"""

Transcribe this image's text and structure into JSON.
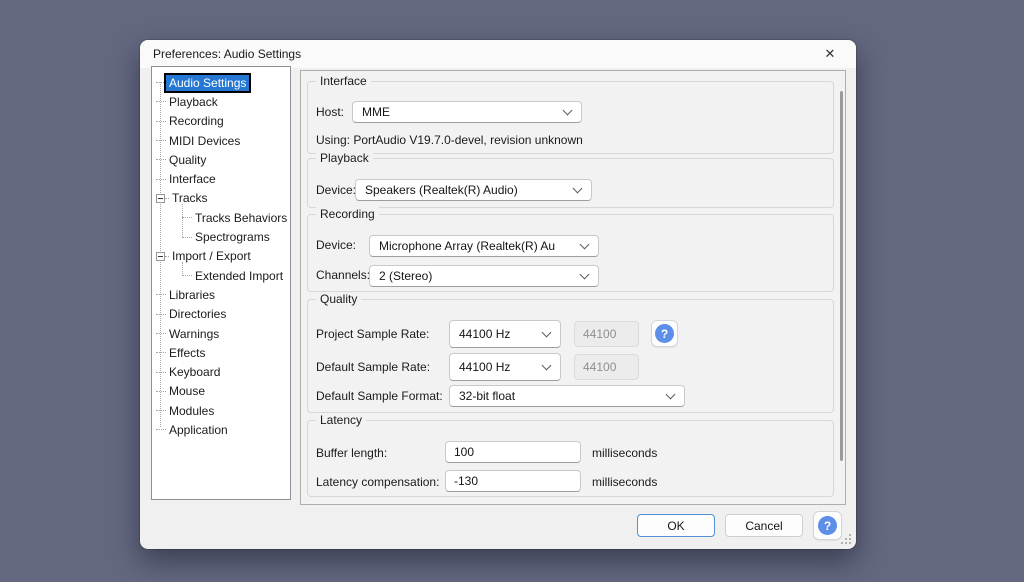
{
  "window": {
    "title": "Preferences: Audio Settings",
    "close_glyph": "✕"
  },
  "tree": {
    "items": [
      {
        "label": "Audio Settings",
        "level": 0,
        "selected": true
      },
      {
        "label": "Playback",
        "level": 0
      },
      {
        "label": "Recording",
        "level": 0
      },
      {
        "label": "MIDI Devices",
        "level": 0
      },
      {
        "label": "Quality",
        "level": 0
      },
      {
        "label": "Interface",
        "level": 0
      },
      {
        "label": "Tracks",
        "level": 0,
        "expander": "minus"
      },
      {
        "label": "Tracks Behaviors",
        "level": 1
      },
      {
        "label": "Spectrograms",
        "level": 1
      },
      {
        "label": "Import / Export",
        "level": 0,
        "expander": "minus"
      },
      {
        "label": "Extended Import",
        "level": 1
      },
      {
        "label": "Libraries",
        "level": 0
      },
      {
        "label": "Directories",
        "level": 0
      },
      {
        "label": "Warnings",
        "level": 0
      },
      {
        "label": "Effects",
        "level": 0
      },
      {
        "label": "Keyboard",
        "level": 0
      },
      {
        "label": "Mouse",
        "level": 0
      },
      {
        "label": "Modules",
        "level": 0
      },
      {
        "label": "Application",
        "level": 0
      }
    ]
  },
  "sections": {
    "interface": {
      "title": "Interface",
      "host_label": "Host:",
      "host_value": "MME",
      "using_text": "Using: PortAudio V19.7.0-devel, revision unknown"
    },
    "playback": {
      "title": "Playback",
      "device_label": "Device:",
      "device_value": "Speakers (Realtek(R) Audio)"
    },
    "recording": {
      "title": "Recording",
      "device_label": "Device:",
      "device_value": "Microphone Array (Realtek(R) Au",
      "channels_label": "Channels:",
      "channels_value": "2 (Stereo)"
    },
    "quality": {
      "title": "Quality",
      "project_rate_label": "Project Sample Rate:",
      "project_rate_value": "44100 Hz",
      "project_rate_actual": "44100",
      "default_rate_label": "Default Sample Rate:",
      "default_rate_value": "44100 Hz",
      "default_rate_actual": "44100",
      "format_label": "Default Sample Format:",
      "format_value": "32-bit float",
      "help_glyph": "?"
    },
    "latency": {
      "title": "Latency",
      "buffer_label": "Buffer length:",
      "buffer_value": "100",
      "buffer_unit": "milliseconds",
      "compensation_label": "Latency compensation:",
      "compensation_value": "-130",
      "compensation_unit": "milliseconds"
    }
  },
  "footer": {
    "ok_label": "OK",
    "cancel_label": "Cancel",
    "help_glyph": "?"
  },
  "colors": {
    "desktop_background": "#636880",
    "selection_blue": "#2577d4",
    "help_blue": "#5d8fe8",
    "ok_border_blue": "#5591d2"
  }
}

"""

• **WORK TO DO**:
Among the lines of the material, find those that hold the word "Realtek" and copy them.

• **PROBLEM SOLUTION**:
      "device_value": "Speakers (Realtek(R) Audio)"
      "device_value": "Microphone Array (Realtek(R) Au",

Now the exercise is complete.